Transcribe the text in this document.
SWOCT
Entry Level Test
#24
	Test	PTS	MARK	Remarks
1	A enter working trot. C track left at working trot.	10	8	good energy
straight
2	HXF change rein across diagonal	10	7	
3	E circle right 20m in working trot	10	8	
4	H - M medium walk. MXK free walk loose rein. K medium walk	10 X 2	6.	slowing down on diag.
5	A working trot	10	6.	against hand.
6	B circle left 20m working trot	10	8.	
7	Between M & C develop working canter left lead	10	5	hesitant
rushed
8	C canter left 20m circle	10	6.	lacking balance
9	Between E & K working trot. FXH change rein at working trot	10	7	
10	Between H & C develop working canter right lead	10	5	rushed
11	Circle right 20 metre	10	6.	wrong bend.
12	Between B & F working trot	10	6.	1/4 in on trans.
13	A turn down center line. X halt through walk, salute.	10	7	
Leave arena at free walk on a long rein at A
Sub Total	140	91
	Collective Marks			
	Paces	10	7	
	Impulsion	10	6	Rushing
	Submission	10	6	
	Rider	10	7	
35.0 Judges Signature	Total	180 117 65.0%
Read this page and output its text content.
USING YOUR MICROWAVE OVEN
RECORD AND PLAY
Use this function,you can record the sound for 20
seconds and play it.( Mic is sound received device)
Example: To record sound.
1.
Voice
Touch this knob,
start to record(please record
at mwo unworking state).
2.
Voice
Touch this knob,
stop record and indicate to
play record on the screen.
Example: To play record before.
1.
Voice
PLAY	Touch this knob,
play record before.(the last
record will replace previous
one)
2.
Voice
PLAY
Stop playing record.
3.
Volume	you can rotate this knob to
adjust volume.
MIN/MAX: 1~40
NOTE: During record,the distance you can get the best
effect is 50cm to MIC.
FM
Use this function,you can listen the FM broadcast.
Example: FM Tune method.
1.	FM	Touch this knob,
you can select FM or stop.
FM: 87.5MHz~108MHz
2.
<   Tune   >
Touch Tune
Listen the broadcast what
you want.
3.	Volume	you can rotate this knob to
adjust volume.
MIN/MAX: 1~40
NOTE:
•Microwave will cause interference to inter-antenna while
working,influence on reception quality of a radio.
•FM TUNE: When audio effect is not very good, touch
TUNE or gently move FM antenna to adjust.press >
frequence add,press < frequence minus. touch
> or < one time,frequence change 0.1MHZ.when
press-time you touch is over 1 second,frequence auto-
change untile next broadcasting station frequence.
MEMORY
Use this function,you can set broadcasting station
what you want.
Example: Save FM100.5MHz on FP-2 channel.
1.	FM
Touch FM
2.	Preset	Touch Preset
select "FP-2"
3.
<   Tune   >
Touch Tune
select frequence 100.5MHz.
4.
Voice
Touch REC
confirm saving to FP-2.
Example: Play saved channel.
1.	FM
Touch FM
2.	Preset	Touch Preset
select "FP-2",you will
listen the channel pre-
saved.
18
========================================
→ **Task prompt**: Make an exact copy of the material above.

→ **Solution to the exercise**:
Transcribe the text in this document.
SWOCT
Entry Level Test
#24
	Test	PTS	MARK	Remarks
1	A enter working trot. C track left at working trot.	10	8	good energy
straight
2	HXF change rein across diagonal	10	7	
3	E circle right 20m in working trot	10	8	
4	H - M medium walk. MXK free walk loose rein. K medium walk	10 X 2	6.	slowing down on diag.
5	A working trot	10	6.	against hand.
6	B circle left 20m working trot	10	8.	
7	Between M & C develop working canter left lead	10	5	hesitant
rushed
8	C canter left 20m circle	10	6.	lacking balance
9	Between E & K working trot. FXH change rein at working trot	10	7	
10	Between H & C develop working canter right lead	10	5	rushed
11	Circle right 20 metre	10	6.	wrong bend.
12	Between B & F working trot	10	6.	1/4 in on trans.
13	A turn down center line. X halt through walk, salute.	10	7	
Leave arena at free walk on a long rein at A
Sub Total	140	91
	Collective Marks			
	Paces	10	7	
	Impulsion	10	6	Rushing
	Submission	10	6	
	Rider	10	7	
35.0 Judges Signature	Total	180 117 65.0%
Read this page and output its text content.
USING YOUR MICROWAVE OVEN
RECORD AND PLAY
Use this function,you can record the sound for 20
seconds and play it.( Mic is sound received device)
Example: To record sound.
1.
Voice
Touch this knob,
start to record(please record
at mwo unworking state).
2.
Voice
Touch this knob,
stop record and indicate to
play record on the screen.
Example: To play record before.
1.
Voice
PLAY	Touch this knob,
play record before.(the last
record will replace previous
one)
2.
Voice
PLAY
Stop playing record.
3.
Volume	you can rotate this knob to
adjust volume.
MIN/MAX: 1~40
NOTE: During record,the distance you can get the best
effect is 50cm to MIC.
FM
Use this function,you can listen the FM broadcast.
Example: FM Tune method.
1.	FM	Touch this knob,
you can select FM or stop.
FM: 87.5MHz~108MHz
2.
<   Tune   >
Touch Tune
Listen the broadcast what
you want.
3.	Volume	you can rotate this knob to
adjust volume.
MIN/MAX: 1~40
NOTE:
•Microwave will cause interference to inter-antenna while
working,influence on reception quality of a radio.
•FM TUNE: When audio effect is not very good, touch
TUNE or gently move FM antenna to adjust.press >
frequence add,press < frequence minus. touch
> or < one time,frequence change 0.1MHZ.when
press-time you touch is over 1 second,frequence auto-
change untile next broadcasting station frequence.
MEMORY
Use this function,you can set broadcasting station
what you want.
Example: Save FM100.5MHz on FP-2 channel.
1.	FM
Touch FM
2.	Preset	Touch Preset
select "FP-2"
3.
<   Tune   >
Touch Tune
select frequence 100.5MHz.
4.
Voice
Touch REC
confirm saving to FP-2.
Example: Play saved channel.
1.	FM
Touch FM
2.	Preset	Touch Preset
select "FP-2",you will
listen the channel pre-
saved.
18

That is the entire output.